> MATERIAL FOR THE TASK

= = =

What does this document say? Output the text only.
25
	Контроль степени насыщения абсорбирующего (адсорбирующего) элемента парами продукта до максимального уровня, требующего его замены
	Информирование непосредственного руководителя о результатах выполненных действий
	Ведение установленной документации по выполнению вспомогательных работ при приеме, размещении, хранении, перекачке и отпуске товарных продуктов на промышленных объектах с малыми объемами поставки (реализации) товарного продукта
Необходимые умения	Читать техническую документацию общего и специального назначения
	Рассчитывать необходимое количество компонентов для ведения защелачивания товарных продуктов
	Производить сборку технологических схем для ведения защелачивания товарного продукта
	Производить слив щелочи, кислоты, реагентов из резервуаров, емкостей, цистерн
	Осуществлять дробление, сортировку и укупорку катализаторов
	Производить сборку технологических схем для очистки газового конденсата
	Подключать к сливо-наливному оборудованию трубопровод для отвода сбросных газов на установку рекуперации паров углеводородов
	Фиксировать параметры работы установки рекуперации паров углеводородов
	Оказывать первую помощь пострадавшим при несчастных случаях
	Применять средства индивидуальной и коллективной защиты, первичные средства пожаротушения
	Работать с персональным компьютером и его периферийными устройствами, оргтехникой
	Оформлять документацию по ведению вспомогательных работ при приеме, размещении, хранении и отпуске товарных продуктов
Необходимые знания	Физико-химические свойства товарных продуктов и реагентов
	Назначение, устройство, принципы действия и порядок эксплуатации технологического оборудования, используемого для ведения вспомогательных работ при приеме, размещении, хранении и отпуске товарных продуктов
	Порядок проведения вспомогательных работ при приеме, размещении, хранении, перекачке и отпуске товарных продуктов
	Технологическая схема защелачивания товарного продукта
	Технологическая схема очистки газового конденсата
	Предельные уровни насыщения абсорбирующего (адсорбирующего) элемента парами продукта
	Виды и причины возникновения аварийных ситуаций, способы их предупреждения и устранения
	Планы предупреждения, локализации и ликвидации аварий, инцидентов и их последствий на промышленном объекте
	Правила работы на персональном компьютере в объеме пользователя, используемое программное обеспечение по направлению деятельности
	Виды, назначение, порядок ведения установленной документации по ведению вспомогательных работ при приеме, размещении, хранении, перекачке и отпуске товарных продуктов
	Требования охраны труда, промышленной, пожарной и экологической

= = =

> PROBLEM DESCRIPTION
All the data must be duplicated exactly, with nothing added or removed.

> PROBLEM SOLUTION
What does this document say? Output the text only.
25
	Контроль степени насыщения абсорбирующего (адсорбирующего) элемента парами продукта до максимального уровня, требующего его замены
	Информирование непосредственного руководителя о результатах выполненных действий
	Ведение установленной документации по выполнению вспомогательных работ при приеме, размещении, хранении, перекачке и отпуске товарных продуктов на промышленных объектах с малыми объемами поставки (реализации) товарного продукта
Необходимые умения	Читать техническую документацию общего и специального назначения
	Рассчитывать необходимое количество компонентов для ведения защелачивания товарных продуктов
	Производить сборку технологических схем для ведения защелачивания товарного продукта
	Производить слив щелочи, кислоты, реагентов из резервуаров, емкостей, цистерн
	Осуществлять дробление, сортировку и укупорку катализаторов
	Производить сборку технологических схем для очистки газового конденсата
	Подключать к сливо-наливному оборудованию трубопровод для отвода сбросных газов на установку рекуперации паров углеводородов
	Фиксировать параметры работы установки рекуперации паров углеводородов
	Оказывать первую помощь пострадавшим при несчастных случаях
	Применять средства индивидуальной и коллективной защиты, первичные средства пожаротушения
	Работать с персональным компьютером и его периферийными устройствами, оргтехникой
	Оформлять документацию по ведению вспомогательных работ при приеме, размещении, хранении и отпуске товарных продуктов
Необходимые знания	Физико-химические свойства товарных продуктов и реагентов
	Назначение, устройство, принципы действия и порядок эксплуатации технологического оборудования, используемого для ведения вспомогательных работ при приеме, размещении, хранении и отпуске товарных продуктов
	Порядок проведения вспомогательных работ при приеме, размещении, хранении, перекачке и отпуске товарных продуктов
	Технологическая схема защелачивания товарного продукта
	Технологическая схема очистки газового конденсата
	Предельные уровни насыщения абсорбирующего (адсорбирующего) элемента парами продукта
	Виды и причины возникновения аварийных ситуаций, способы их предупреждения и устранения
	Планы предупреждения, локализации и ликвидации аварий, инцидентов и их последствий на промышленном объекте
	Правила работы на персональном компьютере в объеме пользователя, используемое программное обеспечение по направлению деятельности
	Виды, назначение, порядок ведения установленной документации по ведению вспомогательных работ при приеме, размещении, хранении, перекачке и отпуске товарных продуктов
	Требования охраны труда, промышленной, пожарной и экологической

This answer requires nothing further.